## Given request:
Restate the data exactly as given and keep the pictures out.

## Exercise input:
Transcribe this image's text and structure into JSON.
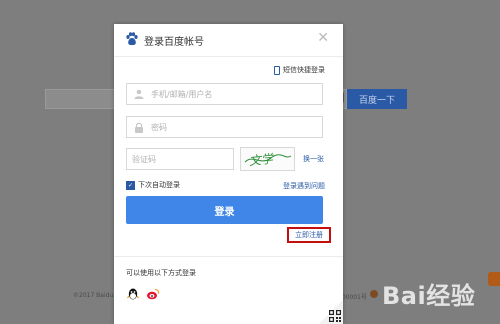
{
  "background": {
    "search_button": "百度一下",
    "copyright": "©2017 Baidu",
    "icp": "000001号",
    "watermark": "Bai经验"
  },
  "dialog": {
    "title": "登录百度帐号",
    "sms_login": "短信快捷登录",
    "username_placeholder": "手机/邮箱/用户名",
    "password_placeholder": "密码",
    "captcha_placeholder": "验证码",
    "captcha_text": "文学",
    "refresh_captcha": "换一张",
    "remember_me": "下次自动登录",
    "login_trouble": "登录遇到问题",
    "login_button": "登录",
    "register_link": "立即注册",
    "alternative_login_label": "可以使用以下方式登录"
  },
  "colors": {
    "primary_blue": "#3f86e8",
    "link_blue": "#2a5aa6",
    "highlight_red": "#c40f0f"
  }
}
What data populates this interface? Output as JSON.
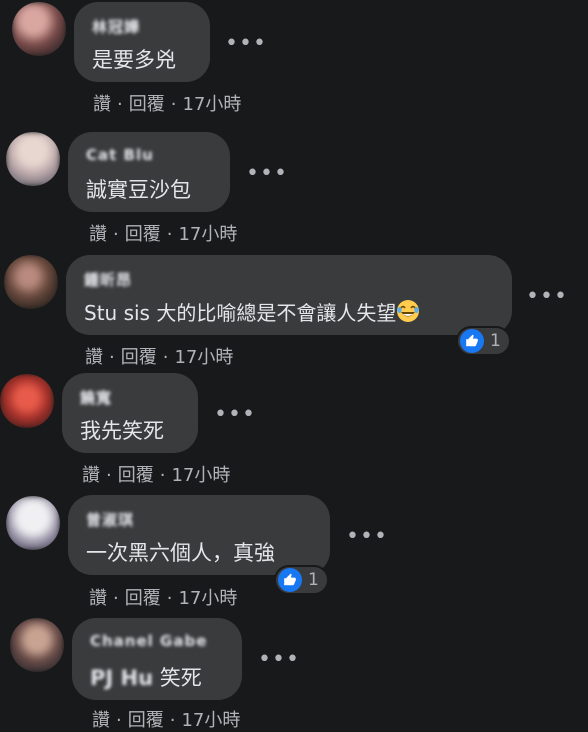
{
  "comments": [
    {
      "author": "林冠嬅",
      "text": "是要多兇",
      "actions": {
        "like": "讚",
        "reply": "回覆",
        "time": "17小時"
      },
      "more": "•••"
    },
    {
      "author": "Cat Blu",
      "text": "誠實豆沙包",
      "actions": {
        "like": "讚",
        "reply": "回覆",
        "time": "17小時"
      },
      "more": "•••"
    },
    {
      "author": "鍾昕昂",
      "text": "Stu sis 大的比喻總是不會讓人失望",
      "emoji": "tears-of-joy-emoji",
      "actions": {
        "like": "讚",
        "reply": "回覆",
        "time": "17小時"
      },
      "reaction": {
        "icon": "like-icon",
        "count": "1"
      },
      "more": "•••"
    },
    {
      "author": "饒寬",
      "text": "我先笑死",
      "actions": {
        "like": "讚",
        "reply": "回覆",
        "time": "17小時"
      },
      "more": "•••"
    },
    {
      "author": "曾淑琪",
      "text": "一次黑六個人，真強",
      "actions": {
        "like": "讚",
        "reply": "回覆",
        "time": "17小時"
      },
      "reaction": {
        "icon": "like-icon",
        "count": "1"
      },
      "more": "•••"
    },
    {
      "author": "Chanel Gabe",
      "mention": "PJ Hu",
      "text": "笑死",
      "actions": {
        "like": "讚",
        "reply": "回覆",
        "time": "17小時"
      },
      "more": "•••"
    }
  ],
  "colors": {
    "background": "#18191a",
    "bubble": "#3a3b3c",
    "text": "#e4e6eb",
    "secondary": "#b0b3b8",
    "like_blue": "#1877f2"
  }
}
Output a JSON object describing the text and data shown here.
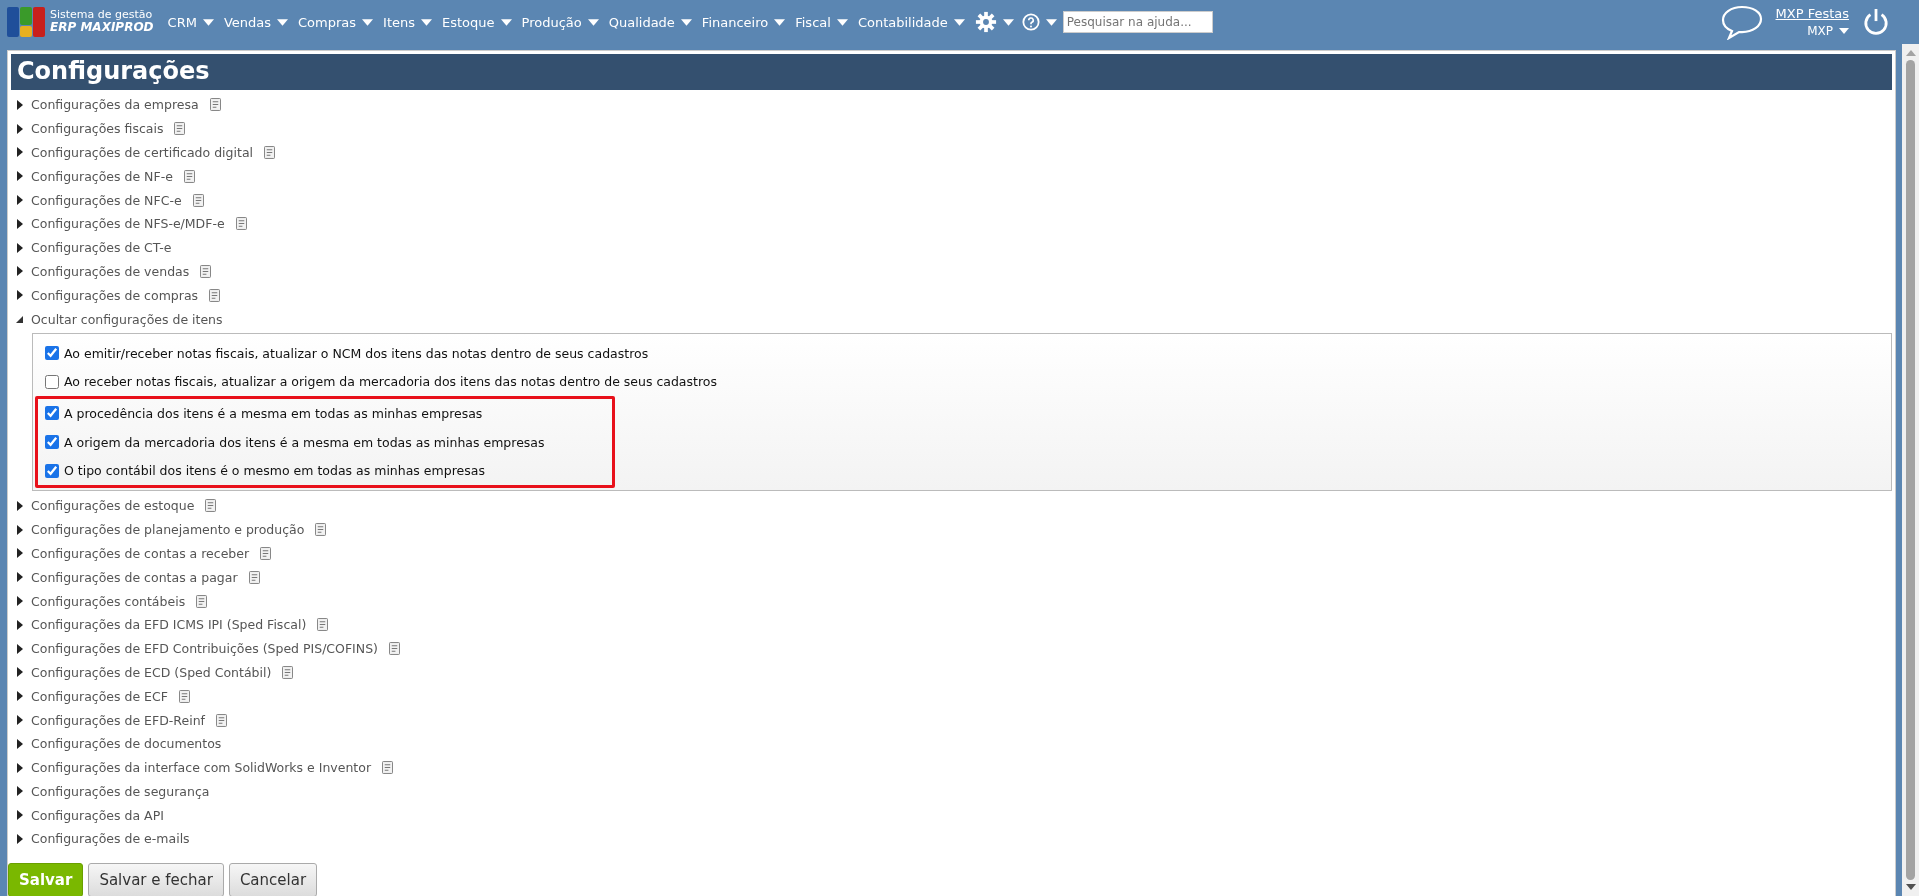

## Full solution:
Transcribe this image's text and structure into JSON.
{
  "background": {
    "search_button": "百度一下",
    "copyright": "©2017 Baidu",
    "icp": "000001号",
    "watermark": "Bai经验"
  },
  "dialog": {
    "title": "登录百度帐号",
    "sms_login": "短信快捷登录",
    "username_placeholder": "手机/邮箱/用户名",
    "password_placeholder": "密码",
    "captcha_placeholder": "验证码",
    "captcha_text": "文学",
    "refresh_captcha": "换一张",
    "remember_me": "下次自动登录",
    "login_trouble": "登录遇到问题",
    "login_button": "登录",
    "register_link": "立即注册",
    "alternative_login_label": "可以使用以下方式登录"
  },
  "colors": {
    "primary_blue": "#3f86e8",
    "link_blue": "#2a5aa6",
    "highlight_red": "#c40f0f"
  }
}
What data populates this interface? Output as JSON.
{
  "comments": [
    {
      "author": "林冠嬅",
      "text": "是要多兇",
      "actions": {
        "like": "讚",
        "reply": "回覆",
        "time": "17小時"
      },
      "more": "•••"
    },
    {
      "author": "Cat Blu",
      "text": "誠實豆沙包",
      "actions": {
        "like": "讚",
        "reply": "回覆",
        "time": "17小時"
      },
      "more": "•••"
    },
    {
      "author": "鍾昕昂",
      "text": "Stu sis 大的比喻總是不會讓人失望",
      "emoji": "tears-of-joy-emoji",
      "actions": {
        "like": "讚",
        "reply": "回覆",
        "time": "17小時"
      },
      "reaction": {
        "icon": "like-icon",
        "count": "1"
      },
      "more": "•••"
    },
    {
      "author": "饒寬",
      "text": "我先笑死",
      "actions": {
        "like": "讚",
        "reply": "回覆",
        "time": "17小時"
      },
      "more": "•••"
    },
    {
      "author": "曾淑琪",
      "text": "一次黑六個人，真強",
      "actions": {
        "like": "讚",
        "reply": "回覆",
        "time": "17小時"
      },
      "reaction": {
        "icon": "like-icon",
        "count": "1"
      },
      "more": "•••"
    },
    {
      "author": "Chanel Gabe",
      "mention": "PJ Hu",
      "text": "笑死",
      "actions": {
        "like": "讚",
        "reply": "回覆",
        "time": "17小時"
      },
      "more": "•••"
    }
  ],
  "colors": {
    "background": "#18191a",
    "bubble": "#3a3b3c",
    "text": "#e4e6eb",
    "secondary": "#b0b3b8",
    "like_blue": "#1877f2"
  }
}
Output a JSON object describing the text and data shown here.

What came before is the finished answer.